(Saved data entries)
--*--

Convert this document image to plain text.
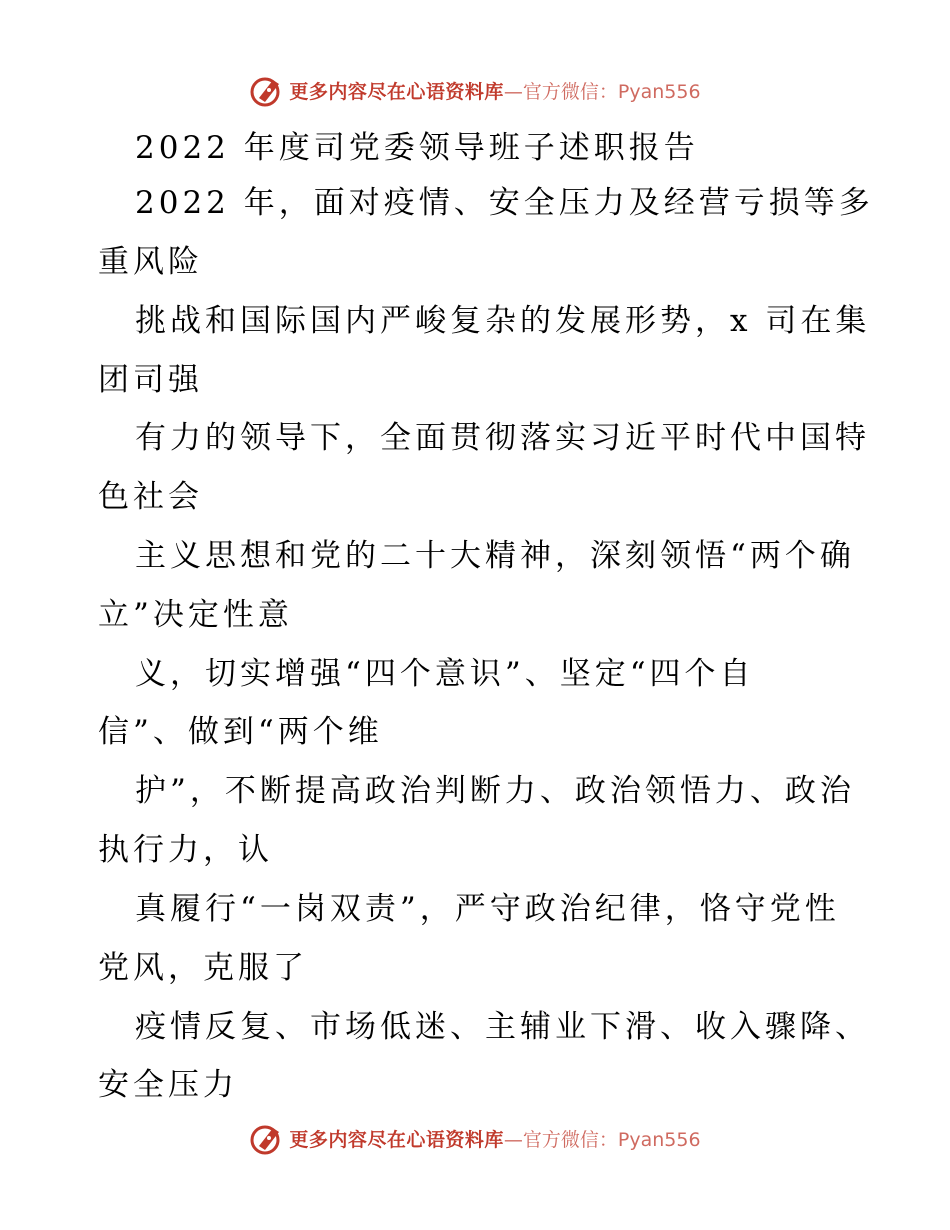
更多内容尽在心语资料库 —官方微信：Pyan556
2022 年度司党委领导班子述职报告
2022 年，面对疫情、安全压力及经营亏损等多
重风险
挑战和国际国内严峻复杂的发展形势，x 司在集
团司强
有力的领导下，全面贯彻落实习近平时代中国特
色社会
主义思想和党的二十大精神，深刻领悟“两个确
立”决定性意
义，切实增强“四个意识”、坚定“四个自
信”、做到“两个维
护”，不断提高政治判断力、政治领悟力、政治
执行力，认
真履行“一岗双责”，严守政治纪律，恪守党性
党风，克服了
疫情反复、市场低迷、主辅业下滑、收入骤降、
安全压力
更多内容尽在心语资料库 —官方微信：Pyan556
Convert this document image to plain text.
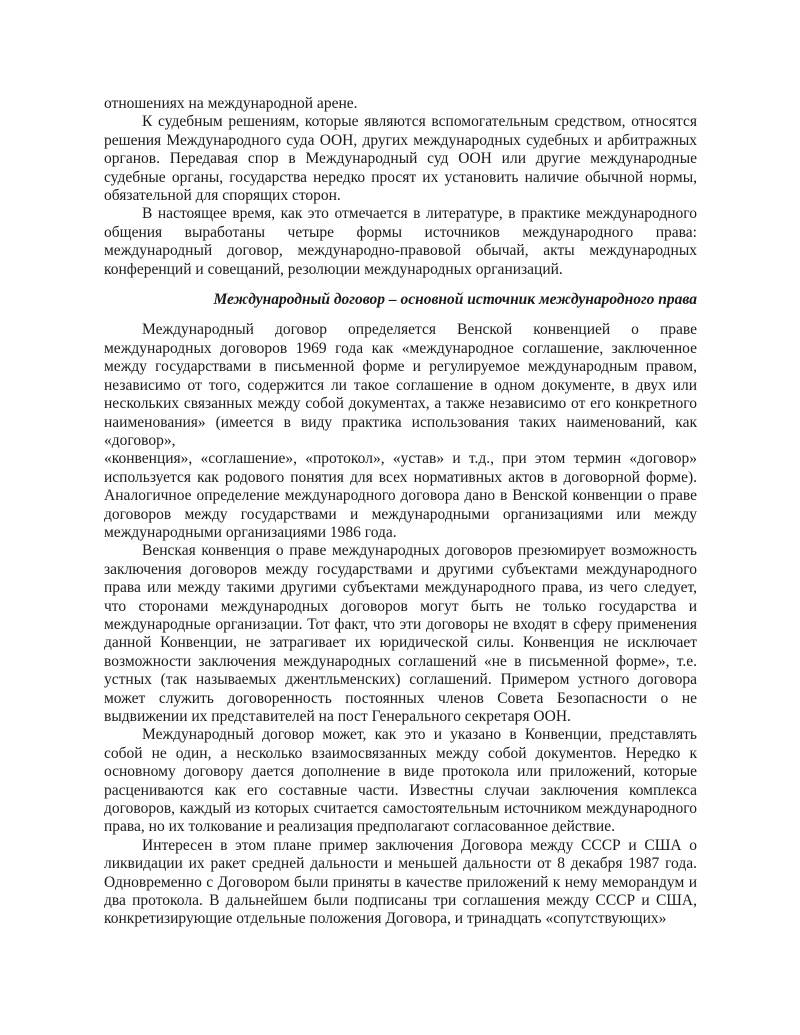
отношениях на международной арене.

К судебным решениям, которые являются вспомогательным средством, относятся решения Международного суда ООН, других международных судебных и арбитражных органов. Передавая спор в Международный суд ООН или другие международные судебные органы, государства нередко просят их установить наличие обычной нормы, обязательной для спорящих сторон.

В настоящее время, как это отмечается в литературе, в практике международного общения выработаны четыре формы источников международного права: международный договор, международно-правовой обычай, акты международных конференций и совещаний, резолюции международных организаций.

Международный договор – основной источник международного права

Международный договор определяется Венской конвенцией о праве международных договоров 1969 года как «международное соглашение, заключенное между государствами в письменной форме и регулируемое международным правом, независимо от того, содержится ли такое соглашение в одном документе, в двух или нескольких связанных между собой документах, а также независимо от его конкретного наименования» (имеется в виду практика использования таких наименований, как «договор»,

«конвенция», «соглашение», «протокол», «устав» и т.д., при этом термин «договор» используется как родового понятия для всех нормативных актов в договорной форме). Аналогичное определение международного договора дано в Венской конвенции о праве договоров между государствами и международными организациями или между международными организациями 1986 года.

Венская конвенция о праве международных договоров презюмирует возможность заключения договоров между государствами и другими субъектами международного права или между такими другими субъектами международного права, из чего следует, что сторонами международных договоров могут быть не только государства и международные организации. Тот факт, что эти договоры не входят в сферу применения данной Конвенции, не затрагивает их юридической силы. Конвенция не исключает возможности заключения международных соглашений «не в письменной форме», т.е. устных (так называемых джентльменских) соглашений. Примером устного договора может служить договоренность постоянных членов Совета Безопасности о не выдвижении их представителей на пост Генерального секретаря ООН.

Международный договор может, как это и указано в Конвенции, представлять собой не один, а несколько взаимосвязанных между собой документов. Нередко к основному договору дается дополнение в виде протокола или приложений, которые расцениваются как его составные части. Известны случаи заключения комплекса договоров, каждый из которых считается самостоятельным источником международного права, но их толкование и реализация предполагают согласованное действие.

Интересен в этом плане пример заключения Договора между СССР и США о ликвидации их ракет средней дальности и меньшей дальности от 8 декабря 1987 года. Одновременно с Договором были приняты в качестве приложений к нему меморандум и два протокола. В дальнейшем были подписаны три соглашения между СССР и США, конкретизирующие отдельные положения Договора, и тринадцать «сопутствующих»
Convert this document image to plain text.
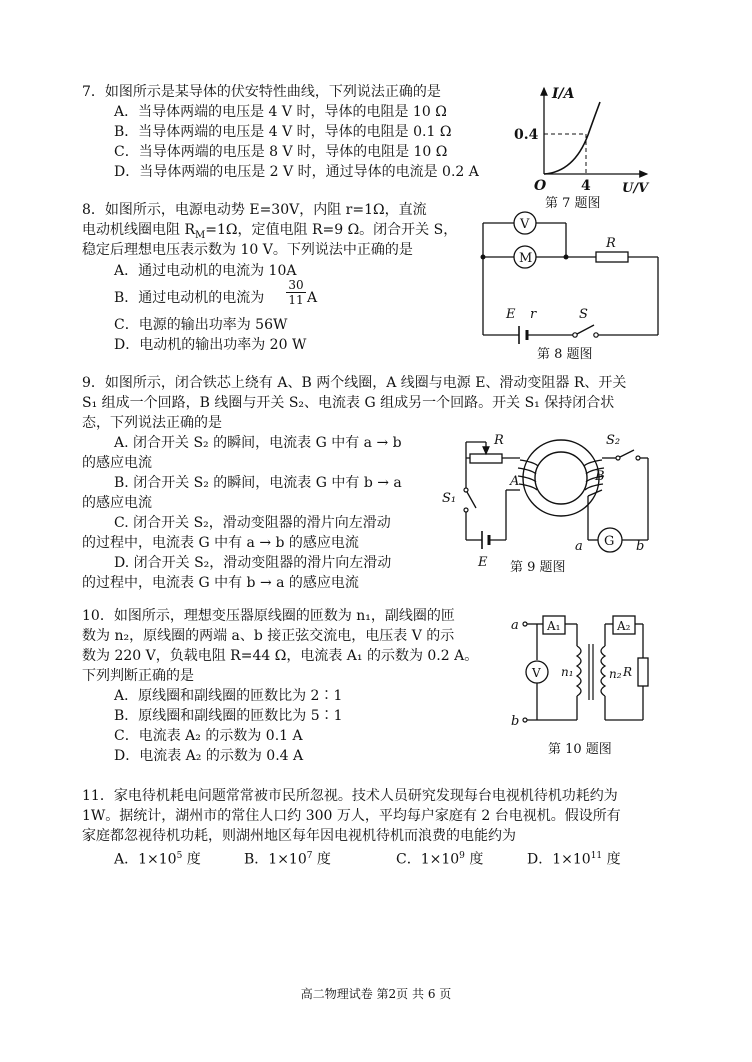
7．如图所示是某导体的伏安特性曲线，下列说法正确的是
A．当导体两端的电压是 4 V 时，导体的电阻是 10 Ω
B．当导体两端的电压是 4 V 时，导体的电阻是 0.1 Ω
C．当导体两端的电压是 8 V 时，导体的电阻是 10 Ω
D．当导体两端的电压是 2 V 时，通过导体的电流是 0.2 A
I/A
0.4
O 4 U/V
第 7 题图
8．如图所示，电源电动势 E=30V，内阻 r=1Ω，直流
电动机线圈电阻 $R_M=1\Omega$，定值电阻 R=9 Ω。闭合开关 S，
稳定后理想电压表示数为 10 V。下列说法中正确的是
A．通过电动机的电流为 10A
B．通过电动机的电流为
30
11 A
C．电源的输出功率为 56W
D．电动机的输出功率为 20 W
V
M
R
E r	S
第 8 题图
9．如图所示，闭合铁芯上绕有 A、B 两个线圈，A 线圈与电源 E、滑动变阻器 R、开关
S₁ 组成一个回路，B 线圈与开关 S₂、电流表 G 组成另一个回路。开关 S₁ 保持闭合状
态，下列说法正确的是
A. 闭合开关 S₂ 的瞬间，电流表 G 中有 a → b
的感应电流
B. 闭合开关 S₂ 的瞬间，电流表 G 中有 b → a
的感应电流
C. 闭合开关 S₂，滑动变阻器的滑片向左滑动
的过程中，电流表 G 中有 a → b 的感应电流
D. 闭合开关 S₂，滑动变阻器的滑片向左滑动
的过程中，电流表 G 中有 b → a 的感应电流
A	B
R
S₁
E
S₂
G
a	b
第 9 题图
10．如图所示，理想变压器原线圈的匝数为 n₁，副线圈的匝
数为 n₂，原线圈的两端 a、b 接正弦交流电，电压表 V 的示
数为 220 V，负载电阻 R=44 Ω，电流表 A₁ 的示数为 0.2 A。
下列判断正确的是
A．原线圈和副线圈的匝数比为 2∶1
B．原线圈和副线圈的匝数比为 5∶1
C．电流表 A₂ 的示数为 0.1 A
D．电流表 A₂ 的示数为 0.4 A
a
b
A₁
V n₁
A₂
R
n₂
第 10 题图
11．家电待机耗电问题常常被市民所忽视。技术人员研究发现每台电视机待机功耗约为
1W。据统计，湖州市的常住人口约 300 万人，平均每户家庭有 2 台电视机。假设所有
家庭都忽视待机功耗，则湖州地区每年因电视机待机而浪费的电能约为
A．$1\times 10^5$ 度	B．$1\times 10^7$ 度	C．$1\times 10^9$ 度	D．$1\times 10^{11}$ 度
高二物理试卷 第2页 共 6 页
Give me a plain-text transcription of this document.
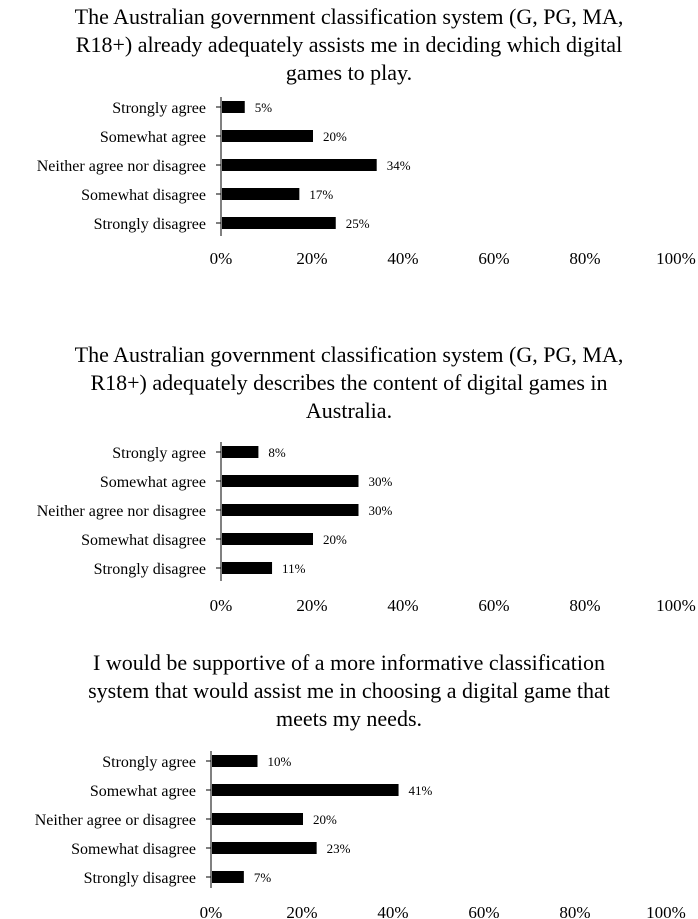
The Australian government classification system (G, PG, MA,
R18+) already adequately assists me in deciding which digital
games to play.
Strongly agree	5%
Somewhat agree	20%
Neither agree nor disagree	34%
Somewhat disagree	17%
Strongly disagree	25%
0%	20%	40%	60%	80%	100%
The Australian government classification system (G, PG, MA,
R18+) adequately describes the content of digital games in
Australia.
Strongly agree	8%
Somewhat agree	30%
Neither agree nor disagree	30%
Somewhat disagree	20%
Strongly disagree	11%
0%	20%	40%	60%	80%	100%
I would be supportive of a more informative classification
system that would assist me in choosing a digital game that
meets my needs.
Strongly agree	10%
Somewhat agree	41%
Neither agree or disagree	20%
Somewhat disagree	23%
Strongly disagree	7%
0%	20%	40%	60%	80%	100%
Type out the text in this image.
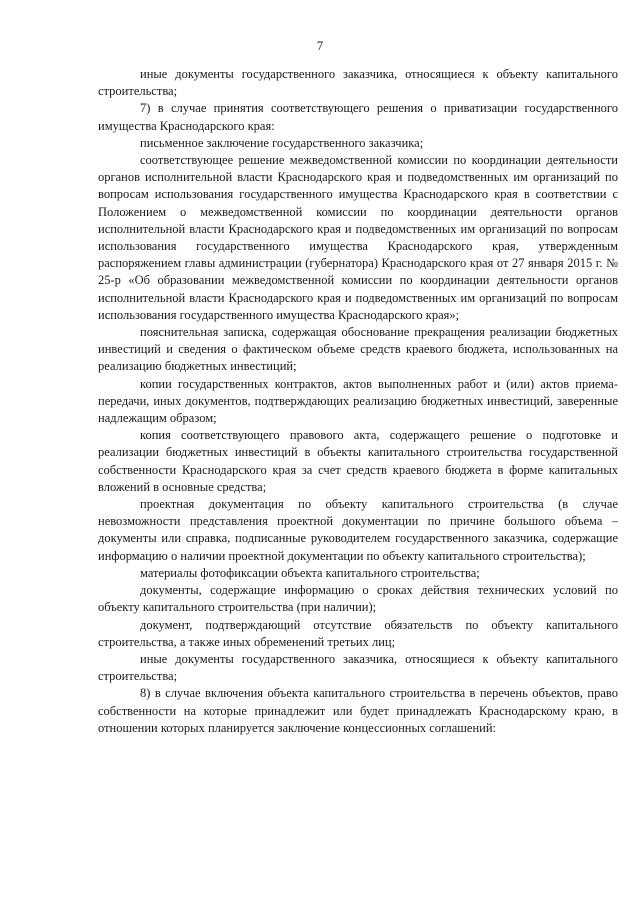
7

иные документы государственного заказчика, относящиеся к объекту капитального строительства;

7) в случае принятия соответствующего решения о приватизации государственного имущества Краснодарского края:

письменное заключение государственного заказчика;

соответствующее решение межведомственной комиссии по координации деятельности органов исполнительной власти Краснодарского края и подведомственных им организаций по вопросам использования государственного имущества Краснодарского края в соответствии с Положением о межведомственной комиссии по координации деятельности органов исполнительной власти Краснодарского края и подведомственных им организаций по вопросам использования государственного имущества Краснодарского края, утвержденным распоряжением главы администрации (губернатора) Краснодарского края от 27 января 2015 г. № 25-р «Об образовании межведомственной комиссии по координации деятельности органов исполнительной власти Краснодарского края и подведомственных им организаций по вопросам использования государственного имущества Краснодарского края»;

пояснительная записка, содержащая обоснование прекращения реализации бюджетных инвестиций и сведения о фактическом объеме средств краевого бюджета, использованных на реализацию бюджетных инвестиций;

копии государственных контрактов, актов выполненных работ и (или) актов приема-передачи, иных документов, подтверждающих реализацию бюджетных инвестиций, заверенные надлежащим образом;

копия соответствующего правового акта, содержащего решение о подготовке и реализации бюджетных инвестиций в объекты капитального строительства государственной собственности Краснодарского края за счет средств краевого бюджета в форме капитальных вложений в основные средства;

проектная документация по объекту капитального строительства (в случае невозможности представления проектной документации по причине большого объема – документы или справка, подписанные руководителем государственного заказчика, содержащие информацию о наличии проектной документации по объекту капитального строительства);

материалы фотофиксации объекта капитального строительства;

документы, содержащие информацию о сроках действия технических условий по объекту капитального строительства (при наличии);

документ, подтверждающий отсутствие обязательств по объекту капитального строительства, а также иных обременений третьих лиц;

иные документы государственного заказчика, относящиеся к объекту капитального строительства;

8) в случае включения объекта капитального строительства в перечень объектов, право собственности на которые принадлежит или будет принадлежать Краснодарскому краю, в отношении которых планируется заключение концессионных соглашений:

--*--

The problem —
All lines holding the word "международные" should be picked out and copied.

Written reply —
К судебным решениям, которые являются вспомогательным средством, относятся решения Международного суда ООН, других международных судебных и арбитражных органов. Передавая спор в Международный суд ООН или другие международные судебные органы, государства нередко просят их установить наличие обычной нормы, обязательной для спорящих сторон.
Венская конвенция о праве международных договоров презюмирует возможность заключения договоров между государствами и другими субъектами международного права или между такими другими субъектами международного права, из чего следует, что сторонами международных договоров могут быть не только государства и международные организации. Тот факт, что эти договоры не входят в сферу применения данной Конвенции, не затрагивает их юридической силы. Конвенция не исключает возможности заключения международных соглашений «не в письменной форме», т.е. устных (так называемых джентльменских) соглашений. Примером устного договора может служить договоренность постоянных членов Совета Безопасности о не выдвижении их представителей на пост Генерального секретаря ООН.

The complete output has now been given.